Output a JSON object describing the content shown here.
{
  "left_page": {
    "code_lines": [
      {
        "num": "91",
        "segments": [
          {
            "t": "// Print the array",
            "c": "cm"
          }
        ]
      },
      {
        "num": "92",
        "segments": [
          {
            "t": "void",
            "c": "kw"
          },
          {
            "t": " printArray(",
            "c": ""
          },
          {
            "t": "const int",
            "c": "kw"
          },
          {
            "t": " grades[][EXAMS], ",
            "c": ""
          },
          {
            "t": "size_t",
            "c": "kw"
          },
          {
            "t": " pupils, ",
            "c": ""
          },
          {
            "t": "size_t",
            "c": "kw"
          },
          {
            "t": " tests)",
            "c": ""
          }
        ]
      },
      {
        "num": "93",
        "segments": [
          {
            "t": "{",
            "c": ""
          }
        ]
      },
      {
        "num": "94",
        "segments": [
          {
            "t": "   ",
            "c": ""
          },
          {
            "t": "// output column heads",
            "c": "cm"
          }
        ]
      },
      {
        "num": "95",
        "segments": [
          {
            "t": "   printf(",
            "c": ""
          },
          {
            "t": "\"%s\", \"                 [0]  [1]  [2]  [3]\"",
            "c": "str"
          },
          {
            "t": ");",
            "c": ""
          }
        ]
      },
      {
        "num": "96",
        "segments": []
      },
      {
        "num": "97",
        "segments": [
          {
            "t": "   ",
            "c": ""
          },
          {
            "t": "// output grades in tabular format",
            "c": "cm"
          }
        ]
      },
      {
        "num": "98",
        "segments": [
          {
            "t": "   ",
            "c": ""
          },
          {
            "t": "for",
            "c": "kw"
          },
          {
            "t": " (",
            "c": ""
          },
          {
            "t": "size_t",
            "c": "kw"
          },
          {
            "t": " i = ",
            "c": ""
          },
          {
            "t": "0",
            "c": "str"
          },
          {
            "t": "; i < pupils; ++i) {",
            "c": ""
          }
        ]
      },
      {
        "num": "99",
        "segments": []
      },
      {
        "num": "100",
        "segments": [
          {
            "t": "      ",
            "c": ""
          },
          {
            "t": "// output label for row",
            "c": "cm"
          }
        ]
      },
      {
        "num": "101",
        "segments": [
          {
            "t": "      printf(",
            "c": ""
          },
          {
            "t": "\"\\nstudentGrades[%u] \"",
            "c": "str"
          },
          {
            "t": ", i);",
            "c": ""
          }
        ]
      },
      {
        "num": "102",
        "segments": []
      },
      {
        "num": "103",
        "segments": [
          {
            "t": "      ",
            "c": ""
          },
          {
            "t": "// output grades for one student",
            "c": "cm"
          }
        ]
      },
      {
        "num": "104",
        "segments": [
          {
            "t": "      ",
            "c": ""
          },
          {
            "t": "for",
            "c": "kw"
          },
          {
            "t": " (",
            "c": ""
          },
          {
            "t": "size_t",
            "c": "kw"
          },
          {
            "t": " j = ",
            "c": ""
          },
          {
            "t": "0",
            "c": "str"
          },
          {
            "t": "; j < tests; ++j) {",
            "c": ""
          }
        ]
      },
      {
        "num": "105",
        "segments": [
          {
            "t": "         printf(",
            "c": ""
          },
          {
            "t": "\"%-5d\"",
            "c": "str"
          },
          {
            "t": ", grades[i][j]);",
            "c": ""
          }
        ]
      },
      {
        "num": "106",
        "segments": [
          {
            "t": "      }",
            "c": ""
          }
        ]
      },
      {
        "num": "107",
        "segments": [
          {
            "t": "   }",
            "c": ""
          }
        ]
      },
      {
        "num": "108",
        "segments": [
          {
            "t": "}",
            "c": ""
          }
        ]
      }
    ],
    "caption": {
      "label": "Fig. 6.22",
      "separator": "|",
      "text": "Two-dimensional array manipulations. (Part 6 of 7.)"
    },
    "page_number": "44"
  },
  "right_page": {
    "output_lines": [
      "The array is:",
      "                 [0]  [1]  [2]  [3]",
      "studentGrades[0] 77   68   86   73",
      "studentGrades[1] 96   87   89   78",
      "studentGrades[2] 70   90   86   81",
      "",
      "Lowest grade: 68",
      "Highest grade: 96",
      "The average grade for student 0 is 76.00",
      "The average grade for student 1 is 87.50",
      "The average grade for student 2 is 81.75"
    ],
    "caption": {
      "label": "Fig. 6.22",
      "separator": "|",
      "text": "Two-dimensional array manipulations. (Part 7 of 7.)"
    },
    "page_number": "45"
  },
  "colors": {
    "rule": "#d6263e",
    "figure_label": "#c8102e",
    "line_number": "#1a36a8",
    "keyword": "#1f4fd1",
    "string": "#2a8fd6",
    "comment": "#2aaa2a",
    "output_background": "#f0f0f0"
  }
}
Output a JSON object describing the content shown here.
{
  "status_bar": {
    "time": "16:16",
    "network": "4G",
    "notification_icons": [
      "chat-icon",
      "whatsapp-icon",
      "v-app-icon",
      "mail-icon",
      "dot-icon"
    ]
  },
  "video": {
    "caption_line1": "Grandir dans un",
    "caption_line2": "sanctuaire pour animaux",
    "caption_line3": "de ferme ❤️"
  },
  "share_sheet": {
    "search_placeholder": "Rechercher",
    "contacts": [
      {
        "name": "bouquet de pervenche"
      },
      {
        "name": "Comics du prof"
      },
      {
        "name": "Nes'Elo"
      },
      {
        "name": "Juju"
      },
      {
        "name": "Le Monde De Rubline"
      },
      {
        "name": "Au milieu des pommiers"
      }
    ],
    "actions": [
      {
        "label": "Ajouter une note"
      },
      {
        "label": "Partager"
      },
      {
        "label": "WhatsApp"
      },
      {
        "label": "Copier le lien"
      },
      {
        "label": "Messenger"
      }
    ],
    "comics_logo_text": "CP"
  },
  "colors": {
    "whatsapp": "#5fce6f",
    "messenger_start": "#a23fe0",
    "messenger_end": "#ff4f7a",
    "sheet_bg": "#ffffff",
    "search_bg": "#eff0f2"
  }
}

- - -

_DIRECTION_
From the records above, extract every line exactly as it stands.

_SOLVED PROBLEM_
Output a JSON object describing the content shown here.
{
  "left_page": {
    "code_lines": [
      {
        "num": "91",
        "segments": [
          {
            "t": "// Print the array",
            "c": "cm"
          }
        ]
      },
      {
        "num": "92",
        "segments": [
          {
            "t": "void",
            "c": "kw"
          },
          {
            "t": " printArray(",
            "c": ""
          },
          {
            "t": "const int",
            "c": "kw"
          },
          {
            "t": " grades[][EXAMS], ",
            "c": ""
          },
          {
            "t": "size_t",
            "c": "kw"
          },
          {
            "t": " pupils, ",
            "c": ""
          },
          {
            "t": "size_t",
            "c": "kw"
          },
          {
            "t": " tests)",
            "c": ""
          }
        ]
      },
      {
        "num": "93",
        "segments": [
          {
            "t": "{",
            "c": ""
          }
        ]
      },
      {
        "num": "94",
        "segments": [
          {
            "t": "   ",
            "c": ""
          },
          {
            "t": "// output column heads",
            "c": "cm"
          }
        ]
      },
      {
        "num": "95",
        "segments": [
          {
            "t": "   printf(",
            "c": ""
          },
          {
            "t": "\"%s\", \"                 [0]  [1]  [2]  [3]\"",
            "c": "str"
          },
          {
            "t": ");",
            "c": ""
          }
        ]
      },
      {
        "num": "96",
        "segments": []
      },
      {
        "num": "97",
        "segments": [
          {
            "t": "   ",
            "c": ""
          },
          {
            "t": "// output grades in tabular format",
            "c": "cm"
          }
        ]
      },
      {
        "num": "98",
        "segments": [
          {
            "t": "   ",
            "c": ""
          },
          {
            "t": "for",
            "c": "kw"
          },
          {
            "t": " (",
            "c": ""
          },
          {
            "t": "size_t",
            "c": "kw"
          },
          {
            "t": " i = ",
            "c": ""
          },
          {
            "t": "0",
            "c": "str"
          },
          {
            "t": "; i < pupils; ++i) {",
            "c": ""
          }
        ]
      },
      {
        "num": "99",
        "segments": []
      },
      {
        "num": "100",
        "segments": [
          {
            "t": "      ",
            "c": ""
          },
          {
            "t": "// output label for row",
            "c": "cm"
          }
        ]
      },
      {
        "num": "101",
        "segments": [
          {
            "t": "      printf(",
            "c": ""
          },
          {
            "t": "\"\\nstudentGrades[%u] \"",
            "c": "str"
          },
          {
            "t": ", i);",
            "c": ""
          }
        ]
      },
      {
        "num": "102",
        "segments": []
      },
      {
        "num": "103",
        "segments": [
          {
            "t": "      ",
            "c": ""
          },
          {
            "t": "// output grades for one student",
            "c": "cm"
          }
        ]
      },
      {
        "num": "104",
        "segments": [
          {
            "t": "      ",
            "c": ""
          },
          {
            "t": "for",
            "c": "kw"
          },
          {
            "t": " (",
            "c": ""
          },
          {
            "t": "size_t",
            "c": "kw"
          },
          {
            "t": " j = ",
            "c": ""
          },
          {
            "t": "0",
            "c": "str"
          },
          {
            "t": "; j < tests; ++j) {",
            "c": ""
          }
        ]
      },
      {
        "num": "105",
        "segments": [
          {
            "t": "         printf(",
            "c": ""
          },
          {
            "t": "\"%-5d\"",
            "c": "str"
          },
          {
            "t": ", grades[i][j]);",
            "c": ""
          }
        ]
      },
      {
        "num": "106",
        "segments": [
          {
            "t": "      }",
            "c": ""
          }
        ]
      },
      {
        "num": "107",
        "segments": [
          {
            "t": "   }",
            "c": ""
          }
        ]
      },
      {
        "num": "108",
        "segments": [
          {
            "t": "}",
            "c": ""
          }
        ]
      }
    ],
    "caption": {
      "label": "Fig. 6.22",
      "separator": "|",
      "text": "Two-dimensional array manipulations. (Part 6 of 7.)"
    },
    "page_number": "44"
  },
  "right_page": {
    "output_lines": [
      "The array is:",
      "                 [0]  [1]  [2]  [3]",
      "studentGrades[0] 77   68   86   73",
      "studentGrades[1] 96   87   89   78",
      "studentGrades[2] 70   90   86   81",
      "",
      "Lowest grade: 68",
      "Highest grade: 96",
      "The average grade for student 0 is 76.00",
      "The average grade for student 1 is 87.50",
      "The average grade for student 2 is 81.75"
    ],
    "caption": {
      "label": "Fig. 6.22",
      "separator": "|",
      "text": "Two-dimensional array manipulations. (Part 7 of 7.)"
    },
    "page_number": "45"
  },
  "colors": {
    "rule": "#d6263e",
    "figure_label": "#c8102e",
    "line_number": "#1a36a8",
    "keyword": "#1f4fd1",
    "string": "#2a8fd6",
    "comment": "#2aaa2a",
    "output_background": "#f0f0f0"
  }
}
Output a JSON object describing the content shown here.
{
  "status_bar": {
    "time": "16:16",
    "network": "4G",
    "notification_icons": [
      "chat-icon",
      "whatsapp-icon",
      "v-app-icon",
      "mail-icon",
      "dot-icon"
    ]
  },
  "video": {
    "caption_line1": "Grandir dans un",
    "caption_line2": "sanctuaire pour animaux",
    "caption_line3": "de ferme ❤️"
  },
  "share_sheet": {
    "search_placeholder": "Rechercher",
    "contacts": [
      {
        "name": "bouquet de pervenche"
      },
      {
        "name": "Comics du prof"
      },
      {
        "name": "Nes'Elo"
      },
      {
        "name": "Juju"
      },
      {
        "name": "Le Monde De Rubline"
      },
      {
        "name": "Au milieu des pommiers"
      }
    ],
    "actions": [
      {
        "label": "Ajouter une note"
      },
      {
        "label": "Partager"
      },
      {
        "label": "WhatsApp"
      },
      {
        "label": "Copier le lien"
      },
      {
        "label": "Messenger"
      }
    ],
    "comics_logo_text": "CP"
  },
  "colors": {
    "whatsapp": "#5fce6f",
    "messenger_start": "#a23fe0",
    "messenger_end": "#ff4f7a",
    "sheet_bg": "#ffffff",
    "search_bg": "#eff0f2"
  }
}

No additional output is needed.